**WORK TO COMPLETE**:
Pictures should be excluded; otherwise, copy every entry exactly.

**DATA SHOWN**:
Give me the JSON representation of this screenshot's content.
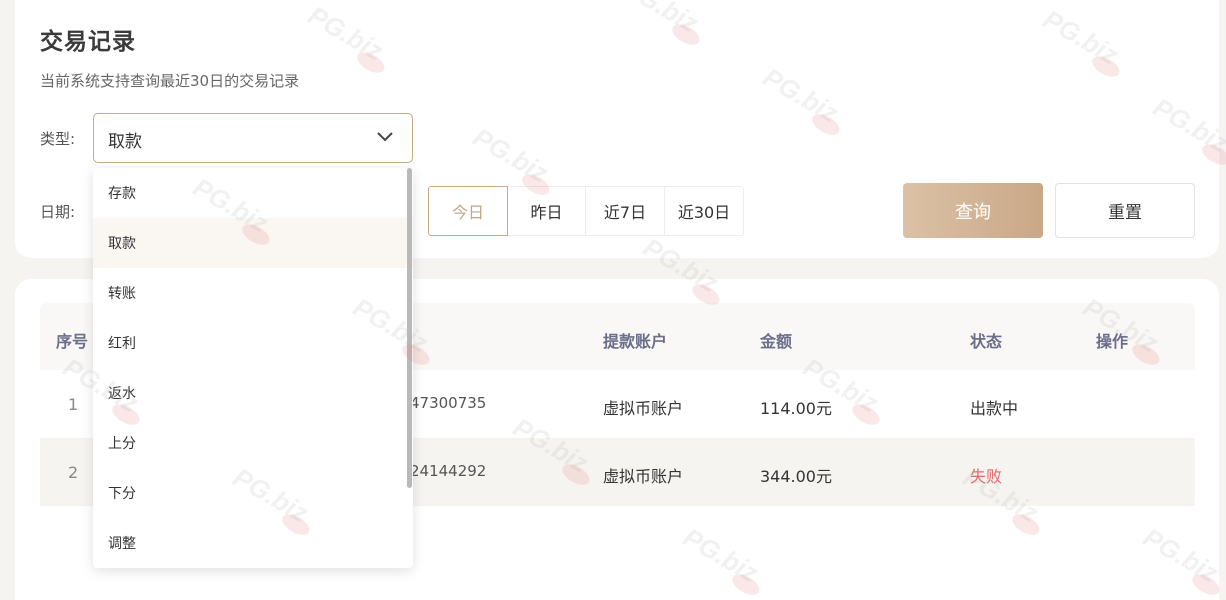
{
  "header": {
    "title": "交易记录",
    "subtitle": "当前系统支持查询最近30日的交易记录"
  },
  "filters": {
    "type_label": "类型:",
    "type_value": "取款",
    "date_label": "日期:",
    "ranges": [
      "今日",
      "昨日",
      "近7日",
      "近30日"
    ],
    "query_label": "查询",
    "reset_label": "重置"
  },
  "dropdown": {
    "options": [
      "存款",
      "取款",
      "转账",
      "红利",
      "返水",
      "上分",
      "下分",
      "调整"
    ],
    "selected": "取款"
  },
  "table": {
    "columns": [
      "序号",
      "提款账户",
      "金额",
      "状态",
      "操作"
    ],
    "rows": [
      {
        "index": "1",
        "order": "47300735",
        "account": "虚拟币账户",
        "amount": "114.00元",
        "status": "出款中"
      },
      {
        "index": "2",
        "order": "24144292",
        "account": "虚拟币账户",
        "amount": "344.00元",
        "status": "失败"
      }
    ]
  },
  "colors": {
    "accent": "#c9aa8a",
    "fail": "#e06a6a",
    "header_text": "#6a6e8a"
  },
  "icons": {
    "select_arrow": "chevron-down-icon"
  },
  "watermark": "PG.biz"
}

**TASK RESPONSE**:
Give me the JSON representation of this screenshot's content.
{
  "header": {
    "title": "交易记录",
    "subtitle": "当前系统支持查询最近30日的交易记录"
  },
  "filters": {
    "type_label": "类型:",
    "type_value": "取款",
    "date_label": "日期:",
    "ranges": [
      "今日",
      "昨日",
      "近7日",
      "近30日"
    ],
    "query_label": "查询",
    "reset_label": "重置"
  },
  "dropdown": {
    "options": [
      "存款",
      "取款",
      "转账",
      "红利",
      "返水",
      "上分",
      "下分",
      "调整"
    ],
    "selected": "取款"
  },
  "table": {
    "columns": [
      "序号",
      "提款账户",
      "金额",
      "状态",
      "操作"
    ],
    "rows": [
      {
        "index": "1",
        "order": "47300735",
        "account": "虚拟币账户",
        "amount": "114.00元",
        "status": "出款中"
      },
      {
        "index": "2",
        "order": "24144292",
        "account": "虚拟币账户",
        "amount": "344.00元",
        "status": "失败"
      }
    ]
  },
  "colors": {
    "accent": "#c9aa8a",
    "fail": "#e06a6a",
    "header_text": "#6a6e8a"
  },
  "icons": {
    "select_arrow": "chevron-down-icon"
  },
  "watermark": "PG.biz"
}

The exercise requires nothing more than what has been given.